--- Given records ---

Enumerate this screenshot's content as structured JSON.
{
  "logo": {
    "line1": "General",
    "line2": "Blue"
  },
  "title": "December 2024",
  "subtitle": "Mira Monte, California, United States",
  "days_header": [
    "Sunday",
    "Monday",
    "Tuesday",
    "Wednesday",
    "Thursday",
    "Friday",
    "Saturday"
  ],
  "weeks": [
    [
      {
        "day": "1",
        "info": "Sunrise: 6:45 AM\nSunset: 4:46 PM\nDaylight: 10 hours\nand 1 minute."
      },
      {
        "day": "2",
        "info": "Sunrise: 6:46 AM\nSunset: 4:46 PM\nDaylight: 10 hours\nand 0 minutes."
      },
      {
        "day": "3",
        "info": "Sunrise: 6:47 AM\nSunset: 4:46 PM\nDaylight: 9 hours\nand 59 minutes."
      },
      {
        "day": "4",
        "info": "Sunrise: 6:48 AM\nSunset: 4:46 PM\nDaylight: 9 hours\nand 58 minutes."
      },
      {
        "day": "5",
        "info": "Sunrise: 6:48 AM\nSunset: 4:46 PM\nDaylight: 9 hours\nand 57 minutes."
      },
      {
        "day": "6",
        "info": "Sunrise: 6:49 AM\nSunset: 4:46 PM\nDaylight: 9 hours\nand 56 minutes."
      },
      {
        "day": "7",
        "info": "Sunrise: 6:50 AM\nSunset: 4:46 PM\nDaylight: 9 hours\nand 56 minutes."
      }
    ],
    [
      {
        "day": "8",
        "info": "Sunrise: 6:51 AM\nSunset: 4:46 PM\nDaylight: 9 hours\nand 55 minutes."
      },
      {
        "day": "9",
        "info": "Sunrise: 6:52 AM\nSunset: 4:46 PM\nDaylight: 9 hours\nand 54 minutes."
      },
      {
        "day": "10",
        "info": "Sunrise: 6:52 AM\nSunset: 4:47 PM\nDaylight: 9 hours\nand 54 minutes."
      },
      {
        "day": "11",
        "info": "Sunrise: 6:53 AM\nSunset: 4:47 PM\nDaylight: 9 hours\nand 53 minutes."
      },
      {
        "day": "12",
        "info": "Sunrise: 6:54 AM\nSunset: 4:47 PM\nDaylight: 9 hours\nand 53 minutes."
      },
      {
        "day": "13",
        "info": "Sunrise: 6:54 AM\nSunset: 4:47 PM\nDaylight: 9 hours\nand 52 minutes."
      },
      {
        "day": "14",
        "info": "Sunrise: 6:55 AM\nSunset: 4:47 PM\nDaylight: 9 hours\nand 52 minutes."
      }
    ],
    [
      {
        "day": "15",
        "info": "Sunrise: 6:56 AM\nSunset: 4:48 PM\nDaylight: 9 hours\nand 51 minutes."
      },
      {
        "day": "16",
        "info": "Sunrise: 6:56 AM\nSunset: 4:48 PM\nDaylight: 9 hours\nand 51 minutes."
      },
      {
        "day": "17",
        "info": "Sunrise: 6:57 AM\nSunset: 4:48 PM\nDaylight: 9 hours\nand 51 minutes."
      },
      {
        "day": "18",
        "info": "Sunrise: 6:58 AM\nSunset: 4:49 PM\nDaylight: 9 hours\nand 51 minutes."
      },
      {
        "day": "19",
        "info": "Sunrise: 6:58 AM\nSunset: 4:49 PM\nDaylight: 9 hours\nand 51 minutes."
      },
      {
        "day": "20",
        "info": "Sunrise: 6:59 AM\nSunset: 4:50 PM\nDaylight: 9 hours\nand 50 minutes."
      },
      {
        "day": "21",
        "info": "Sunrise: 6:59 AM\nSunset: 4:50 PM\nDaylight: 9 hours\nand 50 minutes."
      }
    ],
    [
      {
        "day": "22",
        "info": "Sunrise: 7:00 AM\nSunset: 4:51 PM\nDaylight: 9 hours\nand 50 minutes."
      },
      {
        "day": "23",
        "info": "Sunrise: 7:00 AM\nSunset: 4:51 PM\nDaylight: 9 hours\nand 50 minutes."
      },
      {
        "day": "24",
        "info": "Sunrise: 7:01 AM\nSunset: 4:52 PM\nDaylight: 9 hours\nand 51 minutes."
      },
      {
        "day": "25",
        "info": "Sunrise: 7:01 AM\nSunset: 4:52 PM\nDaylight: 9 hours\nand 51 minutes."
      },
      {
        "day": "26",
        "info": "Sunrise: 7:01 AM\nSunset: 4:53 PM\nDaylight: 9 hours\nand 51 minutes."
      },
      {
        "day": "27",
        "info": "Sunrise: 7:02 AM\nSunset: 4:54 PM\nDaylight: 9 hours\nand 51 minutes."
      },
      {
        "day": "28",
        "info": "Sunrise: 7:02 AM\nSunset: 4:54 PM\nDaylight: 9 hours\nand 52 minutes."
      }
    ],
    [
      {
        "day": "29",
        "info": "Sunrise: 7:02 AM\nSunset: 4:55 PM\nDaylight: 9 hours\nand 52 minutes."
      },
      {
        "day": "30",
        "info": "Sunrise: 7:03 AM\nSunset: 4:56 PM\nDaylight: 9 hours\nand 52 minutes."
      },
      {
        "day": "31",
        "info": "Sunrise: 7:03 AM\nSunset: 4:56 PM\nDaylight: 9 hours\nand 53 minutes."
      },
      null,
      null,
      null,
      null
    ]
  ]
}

---

Task details: Using the listing above, please repeat every entry exactly.

Finished answer:
Enumerate this screenshot's content as structured JSON.
{
  "logo": {
    "line1": "General",
    "line2": "Blue"
  },
  "title": "December 2024",
  "subtitle": "Mira Monte, California, United States",
  "days_header": [
    "Sunday",
    "Monday",
    "Tuesday",
    "Wednesday",
    "Thursday",
    "Friday",
    "Saturday"
  ],
  "weeks": [
    [
      {
        "day": "1",
        "info": "Sunrise: 6:45 AM\nSunset: 4:46 PM\nDaylight: 10 hours\nand 1 minute."
      },
      {
        "day": "2",
        "info": "Sunrise: 6:46 AM\nSunset: 4:46 PM\nDaylight: 10 hours\nand 0 minutes."
      },
      {
        "day": "3",
        "info": "Sunrise: 6:47 AM\nSunset: 4:46 PM\nDaylight: 9 hours\nand 59 minutes."
      },
      {
        "day": "4",
        "info": "Sunrise: 6:48 AM\nSunset: 4:46 PM\nDaylight: 9 hours\nand 58 minutes."
      },
      {
        "day": "5",
        "info": "Sunrise: 6:48 AM\nSunset: 4:46 PM\nDaylight: 9 hours\nand 57 minutes."
      },
      {
        "day": "6",
        "info": "Sunrise: 6:49 AM\nSunset: 4:46 PM\nDaylight: 9 hours\nand 56 minutes."
      },
      {
        "day": "7",
        "info": "Sunrise: 6:50 AM\nSunset: 4:46 PM\nDaylight: 9 hours\nand 56 minutes."
      }
    ],
    [
      {
        "day": "8",
        "info": "Sunrise: 6:51 AM\nSunset: 4:46 PM\nDaylight: 9 hours\nand 55 minutes."
      },
      {
        "day": "9",
        "info": "Sunrise: 6:52 AM\nSunset: 4:46 PM\nDaylight: 9 hours\nand 54 minutes."
      },
      {
        "day": "10",
        "info": "Sunrise: 6:52 AM\nSunset: 4:47 PM\nDaylight: 9 hours\nand 54 minutes."
      },
      {
        "day": "11",
        "info": "Sunrise: 6:53 AM\nSunset: 4:47 PM\nDaylight: 9 hours\nand 53 minutes."
      },
      {
        "day": "12",
        "info": "Sunrise: 6:54 AM\nSunset: 4:47 PM\nDaylight: 9 hours\nand 53 minutes."
      },
      {
        "day": "13",
        "info": "Sunrise: 6:54 AM\nSunset: 4:47 PM\nDaylight: 9 hours\nand 52 minutes."
      },
      {
        "day": "14",
        "info": "Sunrise: 6:55 AM\nSunset: 4:47 PM\nDaylight: 9 hours\nand 52 minutes."
      }
    ],
    [
      {
        "day": "15",
        "info": "Sunrise: 6:56 AM\nSunset: 4:48 PM\nDaylight: 9 hours\nand 51 minutes."
      },
      {
        "day": "16",
        "info": "Sunrise: 6:56 AM\nSunset: 4:48 PM\nDaylight: 9 hours\nand 51 minutes."
      },
      {
        "day": "17",
        "info": "Sunrise: 6:57 AM\nSunset: 4:48 PM\nDaylight: 9 hours\nand 51 minutes."
      },
      {
        "day": "18",
        "info": "Sunrise: 6:58 AM\nSunset: 4:49 PM\nDaylight: 9 hours\nand 51 minutes."
      },
      {
        "day": "19",
        "info": "Sunrise: 6:58 AM\nSunset: 4:49 PM\nDaylight: 9 hours\nand 51 minutes."
      },
      {
        "day": "20",
        "info": "Sunrise: 6:59 AM\nSunset: 4:50 PM\nDaylight: 9 hours\nand 50 minutes."
      },
      {
        "day": "21",
        "info": "Sunrise: 6:59 AM\nSunset: 4:50 PM\nDaylight: 9 hours\nand 50 minutes."
      }
    ],
    [
      {
        "day": "22",
        "info": "Sunrise: 7:00 AM\nSunset: 4:51 PM\nDaylight: 9 hours\nand 50 minutes."
      },
      {
        "day": "23",
        "info": "Sunrise: 7:00 AM\nSunset: 4:51 PM\nDaylight: 9 hours\nand 50 minutes."
      },
      {
        "day": "24",
        "info": "Sunrise: 7:01 AM\nSunset: 4:52 PM\nDaylight: 9 hours\nand 51 minutes."
      },
      {
        "day": "25",
        "info": "Sunrise: 7:01 AM\nSunset: 4:52 PM\nDaylight: 9 hours\nand 51 minutes."
      },
      {
        "day": "26",
        "info": "Sunrise: 7:01 AM\nSunset: 4:53 PM\nDaylight: 9 hours\nand 51 minutes."
      },
      {
        "day": "27",
        "info": "Sunrise: 7:02 AM\nSunset: 4:54 PM\nDaylight: 9 hours\nand 51 minutes."
      },
      {
        "day": "28",
        "info": "Sunrise: 7:02 AM\nSunset: 4:54 PM\nDaylight: 9 hours\nand 52 minutes."
      }
    ],
    [
      {
        "day": "29",
        "info": "Sunrise: 7:02 AM\nSunset: 4:55 PM\nDaylight: 9 hours\nand 52 minutes."
      },
      {
        "day": "30",
        "info": "Sunrise: 7:03 AM\nSunset: 4:56 PM\nDaylight: 9 hours\nand 52 minutes."
      },
      {
        "day": "31",
        "info": "Sunrise: 7:03 AM\nSunset: 4:56 PM\nDaylight: 9 hours\nand 53 minutes."
      },
      null,
      null,
      null,
      null
    ]
  ]
}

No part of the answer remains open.